_DO THIS_. Reproduce the items below, renaming every "label" to "caption" and keeping everything else unchanged.

_PROVIDED DATA_.
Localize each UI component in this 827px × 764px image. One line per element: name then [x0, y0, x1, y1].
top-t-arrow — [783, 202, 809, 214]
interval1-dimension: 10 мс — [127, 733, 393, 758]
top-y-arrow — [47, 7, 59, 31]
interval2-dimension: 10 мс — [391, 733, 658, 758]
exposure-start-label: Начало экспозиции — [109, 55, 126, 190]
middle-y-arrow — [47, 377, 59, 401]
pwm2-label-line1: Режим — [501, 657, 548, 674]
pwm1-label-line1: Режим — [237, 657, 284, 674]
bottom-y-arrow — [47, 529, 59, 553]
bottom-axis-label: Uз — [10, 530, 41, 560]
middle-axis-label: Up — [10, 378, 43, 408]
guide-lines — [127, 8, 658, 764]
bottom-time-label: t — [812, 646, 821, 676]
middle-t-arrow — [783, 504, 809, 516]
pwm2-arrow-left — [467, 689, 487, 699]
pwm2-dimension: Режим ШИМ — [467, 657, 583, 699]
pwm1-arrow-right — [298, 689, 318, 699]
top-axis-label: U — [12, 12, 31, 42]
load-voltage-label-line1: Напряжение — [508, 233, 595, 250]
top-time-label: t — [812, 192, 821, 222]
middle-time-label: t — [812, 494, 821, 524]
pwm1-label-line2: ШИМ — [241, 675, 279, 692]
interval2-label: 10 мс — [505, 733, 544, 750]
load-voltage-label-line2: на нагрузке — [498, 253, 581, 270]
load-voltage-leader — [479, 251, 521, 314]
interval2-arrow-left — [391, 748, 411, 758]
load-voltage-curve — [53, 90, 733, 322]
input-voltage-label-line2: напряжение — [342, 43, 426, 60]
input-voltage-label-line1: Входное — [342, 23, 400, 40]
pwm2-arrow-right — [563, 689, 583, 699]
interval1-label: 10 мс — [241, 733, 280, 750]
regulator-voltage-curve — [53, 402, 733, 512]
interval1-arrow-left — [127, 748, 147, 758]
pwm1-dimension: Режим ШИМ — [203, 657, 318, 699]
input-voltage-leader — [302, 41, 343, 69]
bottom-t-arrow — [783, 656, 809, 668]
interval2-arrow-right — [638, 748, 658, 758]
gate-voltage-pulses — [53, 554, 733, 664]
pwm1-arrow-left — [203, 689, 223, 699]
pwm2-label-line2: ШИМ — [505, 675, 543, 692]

_THE OUTPUT_.
Localize each UI component in this 827px × 764px image. One line per element: name then [x0, y0, x1, y1].
top-t-arrow — [783, 202, 809, 214]
interval1-dimension: 10 мс — [127, 733, 393, 758]
top-y-arrow — [47, 7, 59, 31]
interval2-dimension: 10 мс — [391, 733, 658, 758]
exposure-start-caption: Начало экспозиции — [109, 55, 126, 190]
middle-y-arrow — [47, 377, 59, 401]
pwm2-caption-line1: Режим — [501, 657, 548, 674]
pwm1-caption-line1: Режим — [237, 657, 284, 674]
bottom-y-arrow — [47, 529, 59, 553]
bottom-axis-caption: Uз — [10, 530, 41, 560]
middle-axis-caption: Up — [10, 378, 43, 408]
guide-lines — [127, 8, 658, 764]
bottom-time-caption: t — [812, 646, 821, 676]
middle-t-arrow — [783, 504, 809, 516]
pwm2-arrow-left — [467, 689, 487, 699]
pwm2-dimension: Режим ШИМ — [467, 657, 583, 699]
pwm1-arrow-right — [298, 689, 318, 699]
top-axis-caption: U — [12, 12, 31, 42]
load-voltage-caption-line1: Напряжение — [508, 233, 595, 250]
top-time-caption: t — [812, 192, 821, 222]
middle-time-caption: t — [812, 494, 821, 524]
pwm1-caption-line2: ШИМ — [241, 675, 279, 692]
interval2-caption: 10 мс — [505, 733, 544, 750]
load-voltage-caption-line2: на нагрузке — [498, 253, 581, 270]
load-voltage-leader — [479, 251, 521, 314]
interval2-arrow-left — [391, 748, 411, 758]
load-voltage-curve — [53, 90, 733, 322]
input-voltage-caption-line2: напряжение — [342, 43, 426, 60]
input-voltage-caption-line1: Входное — [342, 23, 400, 40]
pwm2-arrow-right — [563, 689, 583, 699]
interval1-caption: 10 мс — [241, 733, 280, 750]
regulator-voltage-curve — [53, 402, 733, 512]
interval1-arrow-left — [127, 748, 147, 758]
pwm1-dimension: Режим ШИМ — [203, 657, 318, 699]
input-voltage-leader — [302, 41, 343, 69]
bottom-t-arrow — [783, 656, 809, 668]
interval2-arrow-right — [638, 748, 658, 758]
gate-voltage-pulses — [53, 554, 733, 664]
pwm1-arrow-left — [203, 689, 223, 699]
pwm2-caption-line2: ШИМ — [505, 675, 543, 692]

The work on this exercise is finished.